-------- Exercise material

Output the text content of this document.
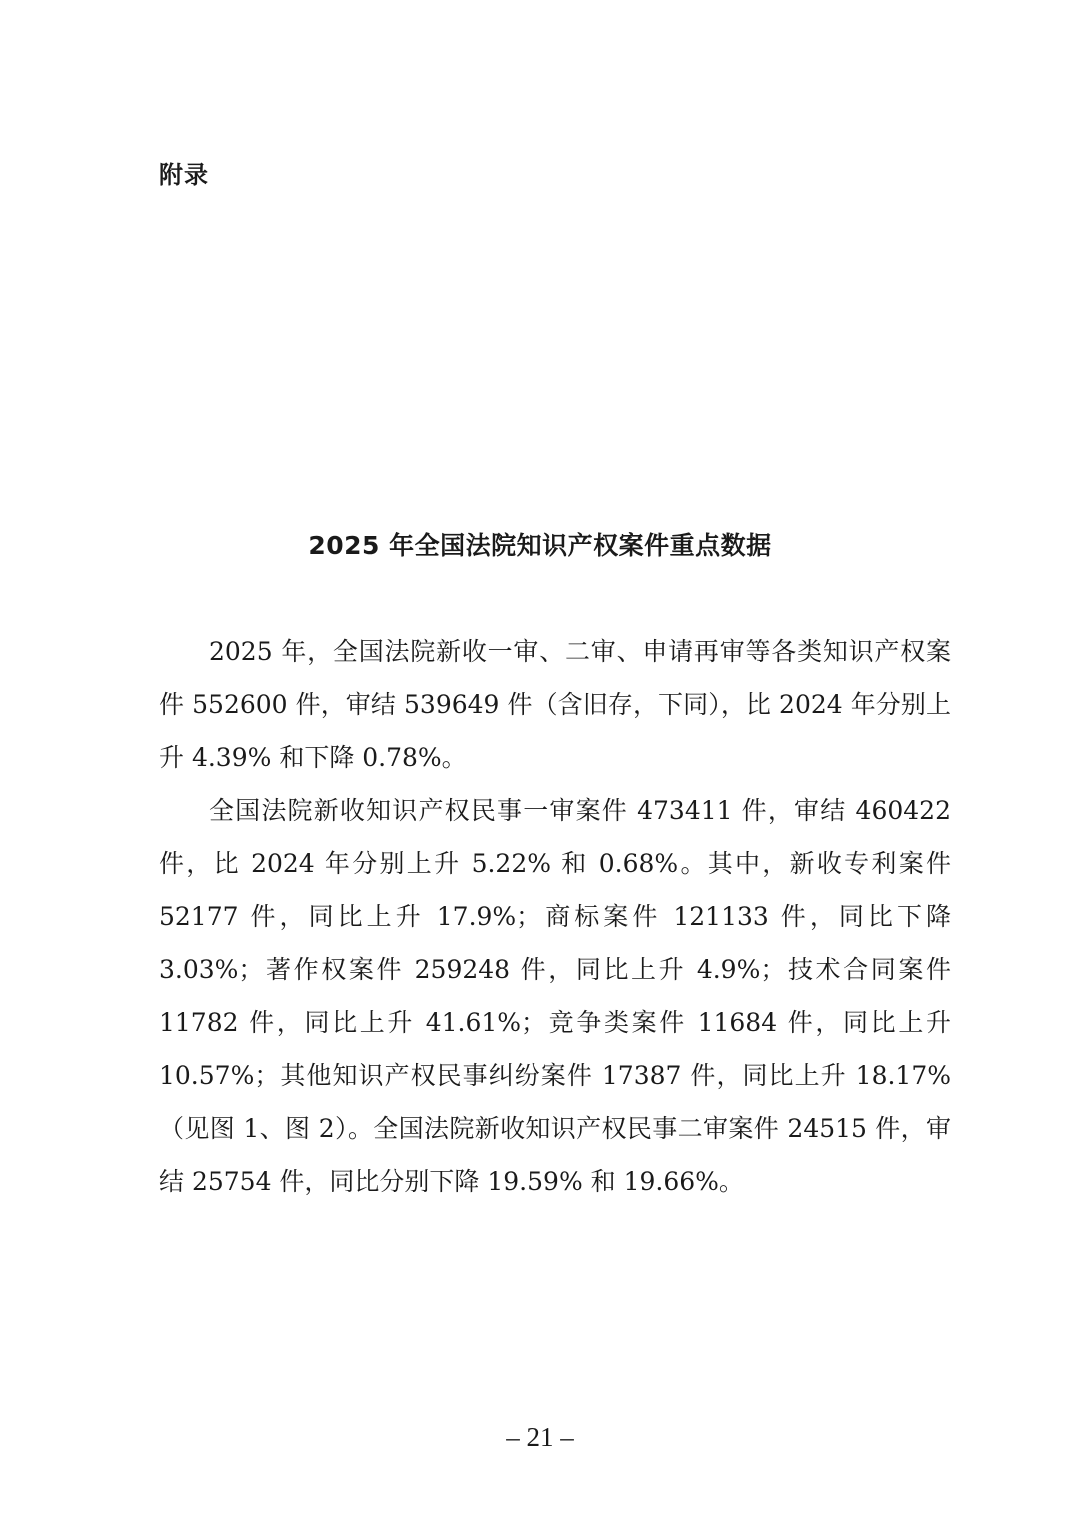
附录
2025 年全国法院知识产权案件重点数据

2025 年，全国法院新收一审、二审、申请再审等各类知识产权案件 552600 件，审结 539649 件（含旧存，下同），比 2024 年分别上升 4.39% 和下降 0.78%。

全国法院新收知识产权民事一审案件 473411 件，审结 460422 件，比 2024 年分别上升 5.22% 和 0.68%。其中，新收专利案件 52177 件，同比上升 17.9%；商标案件 121133 件，同比下降 3.03%；著作权案件 259248 件，同比上升 4.9%；技术合同案件 11782 件，同比上升 41.61%；竞争类案件 11684 件，同比上升 10.57%；其他知识产权民事纠纷案件 17387 件，同比上升 18.17%（见图 1、图 2）。全国法院新收知识产权民事二审案件 24515 件，审结 25754 件，同比分别下降 19.59% 和 19.66%。

– 21 –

----------------

▶ **Task directions**: Quote each entry above verbatim and drop the pictures.

▶ **Task response**:
Output the text content of this document.
附录
2025 年全国法院知识产权案件重点数据

2025 年，全国法院新收一审、二审、申请再审等各类知识产权案件 552600 件，审结 539649 件（含旧存，下同），比 2024 年分别上升 4.39% 和下降 0.78%。

全国法院新收知识产权民事一审案件 473411 件，审结 460422 件，比 2024 年分别上升 5.22% 和 0.68%。其中，新收专利案件 52177 件，同比上升 17.9%；商标案件 121133 件，同比下降 3.03%；著作权案件 259248 件，同比上升 4.9%；技术合同案件 11782 件，同比上升 41.61%；竞争类案件 11684 件，同比上升 10.57%；其他知识产权民事纠纷案件 17387 件，同比上升 18.17%（见图 1、图 2）。全国法院新收知识产权民事二审案件 24515 件，审结 25754 件，同比分别下降 19.59% 和 19.66%。

– 21 –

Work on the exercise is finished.